Stated exercise 1:
Please copy the rows word for word, from the start of the rows up to and including the line with "621, 80, 637]".

--- start of Excerpted text ---

If I like something I will buy it - simple as. Don't *ever* try to claim that I'm a freetard without even knowing anything other than my opinion. It shows you to be the arrogant tard instead.
And yes, I agree fully with "we need to find another way of getting them paid" sentiment because that's what my post covered.
If you noticed, I didn't say "we shouldn't pay artists" I actually said that they should look at other methods instead such as contracting themselves out in order to make something for someone (you know, how pretty much every other trade works.. are builders allowed a cut of your profits when you sell on a building they put together or worked on?) rather than expect to milk a single bit of work they might have done at any point in their lives.
Artists are human too!
A short term copyright period would allow for the recouping of initial investment and helps to stop the hording of of creations and allow many generations to get to know the full extent of our species creative thrusts.
If you want to look at a great example of how copyright abuse (note, not copyright in its entirety, but abuse of copyright to take a deathgrip on something) denies people the ability to get to know the creativeness and genius of the creations of some humans, just look at the way Disney handles its properties. "available for the only time this decade" promotions that do nothing but feed the pirating circles as those who wish to see it are stopped from handing their money over.
And I produce my own podcasts so I also release my own works into a plagerising world. Yet, I don't care if others redistribute my work and if others make money from it as long as I get a credit and my name is kept in association with it.
@mark: it's a method I promote in an article I wrote on my site: http://www.pissheadnerds.com/readarticle.php?article_id=12
Recorded music is a relatively new market... it was a bubble that was bound to burst at some point.
The earliest 'modern' musical instrumants date back 10,000 years. Copyright law dates back just over 300 years. Now, can someone suggest why music lovers do not take kindly to being told by music company execs (who usually have no musical talent themselves) that it is the music industry and not the fans who 'own' music?
Music is an intergral part of human culture - more so than sport, literature or even religion. Allowing a small group of wealthy, largely white, largely middle class, largely middle-aged men determine how we experience music is as unethical as it is impractical. P2P isn't popular because many people ignore the law, it's popular because, on a fundamental level, many people simply cannot accept that access to music should be unecessarily and significantly curtailed by the State to protect the vested interests of the economic elite.

--- end of Excerpted text ---
--- start of Dataset rows ---

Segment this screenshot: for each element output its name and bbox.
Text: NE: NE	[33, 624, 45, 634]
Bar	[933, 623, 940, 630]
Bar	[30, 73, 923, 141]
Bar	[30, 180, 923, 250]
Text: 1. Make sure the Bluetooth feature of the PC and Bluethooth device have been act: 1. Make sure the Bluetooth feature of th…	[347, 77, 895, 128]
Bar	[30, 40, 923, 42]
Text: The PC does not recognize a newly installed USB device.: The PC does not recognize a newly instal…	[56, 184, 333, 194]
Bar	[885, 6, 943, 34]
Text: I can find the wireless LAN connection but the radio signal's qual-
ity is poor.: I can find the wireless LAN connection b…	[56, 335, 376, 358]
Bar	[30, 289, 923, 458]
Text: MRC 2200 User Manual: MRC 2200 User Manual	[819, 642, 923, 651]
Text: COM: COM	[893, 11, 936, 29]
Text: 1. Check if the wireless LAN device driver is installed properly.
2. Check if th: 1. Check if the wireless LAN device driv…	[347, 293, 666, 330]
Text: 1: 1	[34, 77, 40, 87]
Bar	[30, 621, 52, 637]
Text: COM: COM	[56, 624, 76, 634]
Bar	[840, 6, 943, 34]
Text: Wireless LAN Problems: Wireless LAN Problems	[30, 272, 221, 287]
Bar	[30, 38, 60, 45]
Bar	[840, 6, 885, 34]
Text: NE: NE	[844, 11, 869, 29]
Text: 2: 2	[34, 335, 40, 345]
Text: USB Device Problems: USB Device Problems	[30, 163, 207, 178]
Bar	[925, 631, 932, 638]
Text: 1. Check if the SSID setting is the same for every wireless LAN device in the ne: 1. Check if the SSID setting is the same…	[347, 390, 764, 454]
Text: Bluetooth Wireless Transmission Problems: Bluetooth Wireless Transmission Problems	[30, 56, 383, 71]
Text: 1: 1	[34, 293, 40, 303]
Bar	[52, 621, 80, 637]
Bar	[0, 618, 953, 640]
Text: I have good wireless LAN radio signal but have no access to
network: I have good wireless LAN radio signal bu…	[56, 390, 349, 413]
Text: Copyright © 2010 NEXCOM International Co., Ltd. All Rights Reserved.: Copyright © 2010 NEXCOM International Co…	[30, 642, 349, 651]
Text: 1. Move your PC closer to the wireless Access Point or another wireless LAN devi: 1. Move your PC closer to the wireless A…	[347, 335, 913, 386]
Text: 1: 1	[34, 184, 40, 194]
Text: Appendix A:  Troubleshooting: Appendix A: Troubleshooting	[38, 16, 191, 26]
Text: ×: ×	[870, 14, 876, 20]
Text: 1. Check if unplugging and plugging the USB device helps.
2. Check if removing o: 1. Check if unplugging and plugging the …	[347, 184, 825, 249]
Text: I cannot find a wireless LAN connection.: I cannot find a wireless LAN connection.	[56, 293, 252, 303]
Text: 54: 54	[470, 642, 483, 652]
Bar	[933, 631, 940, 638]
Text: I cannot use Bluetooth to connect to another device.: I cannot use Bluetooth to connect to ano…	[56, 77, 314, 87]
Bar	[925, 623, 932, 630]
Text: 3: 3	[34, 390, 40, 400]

--- end of Dataset rows ---

Stated exercise 2:
Write the next part of the text on music and copyright, picking up after its final sentence.

Result 1:
Segment this screenshot: for each element output its name and bbox.
Text: NE: NE	[33, 624, 45, 634]
Bar	[933, 623, 940, 630]
Bar	[30, 73, 923, 141]
Bar	[30, 180, 923, 250]
Text: 1. Make sure the Bluetooth feature of the PC and Bluethooth device have been act: 1. Make sure the Bluetooth feature of th…	[347, 77, 895, 128]
Bar	[30, 40, 923, 42]
Text: The PC does not recognize a newly installed USB device.: The PC does not recognize a newly instal…	[56, 184, 333, 194]
Bar	[885, 6, 943, 34]
Text: I can find the wireless LAN connection but the radio signal's qual-
ity is poor.: I can find the wireless LAN connection b…	[56, 335, 376, 358]
Bar	[30, 289, 923, 458]
Text: MRC 2200 User Manual: MRC 2200 User Manual	[819, 642, 923, 651]
Text: COM: COM	[893, 11, 936, 29]
Text: 1. Check if the wireless LAN device driver is installed properly.
2. Check if th: 1. Check if the wireless LAN device driv…	[347, 293, 666, 330]
Text: 1: 1	[34, 77, 40, 87]
Bar	[30, 621, 52, 637]
Text: COM: COM	[56, 624, 76, 634]
Bar	[840, 6, 943, 34]
Text: Wireless LAN Problems: Wireless LAN Problems	[30, 272, 221, 287]
Bar	[30, 38, 60, 45]
Bar	[840, 6, 885, 34]
Text: NE: NE	[844, 11, 869, 29]
Text: 2: 2	[34, 335, 40, 345]
Text: USB Device Problems: USB Device Problems	[30, 163, 207, 178]
Bar	[925, 631, 932, 638]
Text: 1. Check if the SSID setting is the same for every wireless LAN device in the ne: 1. Check if the SSID setting is the same…	[347, 390, 764, 454]
Text: Bluetooth Wireless Transmission Problems: Bluetooth Wireless Transmission Problems	[30, 56, 383, 71]
Text: 1: 1	[34, 293, 40, 303]
Bar	[52, 621, 80, 637]

Result 2:
Historic accident has led to the situation where many people are fooled into thinking music companies have a right to control music. What society has yet to realise is that the music industry is not the moral guardian of music creativity... it's simply the middle-man - a distribution channel no different to Amazon or Virgin Cable. Unfortunately for society, the Reagan / Thatcher obsession with market forces has allowed the money-obsessed distribution network to borg the creative production network. Now it is impossible to seperate the motivation behind investing in music from the maximisation of profits made from that investment.
The current system is broken, but can probably survive as it is for a while yet. As technology becomes more advanced and as the internet matures, the real artists will move away from money-grabbing distribution channels to ones where the focus is more on promoting variety and innovation, or focuses more on using expert knowledge to reach certain target markets (Web 2.0 in action). Money will come from live performances, film, radio and advert placement royalties and from consumer determined contributions. However, as long as there are people who don't want to break the law, musicians who want to be popstars rather than artists, and music listeners whose tastes are dictated by fashion rather than artistic merit, the big labels will survive. In other words, unless governments act, millions of music lovers will be criminalised simply for adhering to their cultural heritage.
I think the only difference we have is in how this is a loan and the definition thereof.
When the recording is done, if any money is made from selling the recording, ALL of it goes to the label. That's why I call it a loan. Though that isn't much different from an advance, I would not use it where the work the artist is selling it is taken by the label. Just personal preference based on connotations I use the word "advance" on. I guess if you're going to say loan is just an agreement to give money back at rate X, then this deal for new signing artists isn't a loan: they take 100% of your money first, you don't get to say how much money they get to take.
Sweet , an industry where if any one cares to notice is that the top executives and CEO's in the big four are claiming pay packet rises at a rate faster then the industry is declining within the market place itself so in a sense they are stealing off the cream so as to leave the stockholders an empty container before they leave the sinking ship called "The Record Label" , who be the pirates and thieves then(obviously all stockholders are asleep at the wheel along with their equally evil Wall Street pension fund managers who are currently stuffing their posterior with every dollar they too can scam or steal in that line of business) !
Choices , it has been pointed out that much of what is claimed to be modern music or popular released in the past twenty plus or so years is just uninspiring rubbish and noise many would rather not hear again , which probably explains why a lot of high street volume market sellers are now busy closing down their audio CD line of business too and utilise the wasted floor space for something that sells !
What most overlook is the simple fact as big four have lost the market share from a simple combination of self choice , basic stupidity SONY-BMG style(by the way guess who was billed for that rootkit fiasco too) and absolute greed !
Further , the vast majority of bands either signed with the big four or independent labels makes the bulk of their income from touring and have always done so even in the past centuries with minimal income that has been derive from your average fat entertainment leech who knows how to extract blood out of stone !
The simple fact is that all industries come and go in cycles of time as technology advances and are not a permanent fixture on the landscape for that is life !
You want old?
Lets talk about vinyl records. Lets talk about spending the extra bucks on a Digital Master Recording because it was a better copy than plain vinyl. Instead of ripping, you copied the record to a high end grade tape on a good tape deck. You dreamed about nice hi end stereo equipment you'd love to own, but alas, its out of your price range.
The quality of the music you rip to your ipod or mp3 player just doesn't cut it.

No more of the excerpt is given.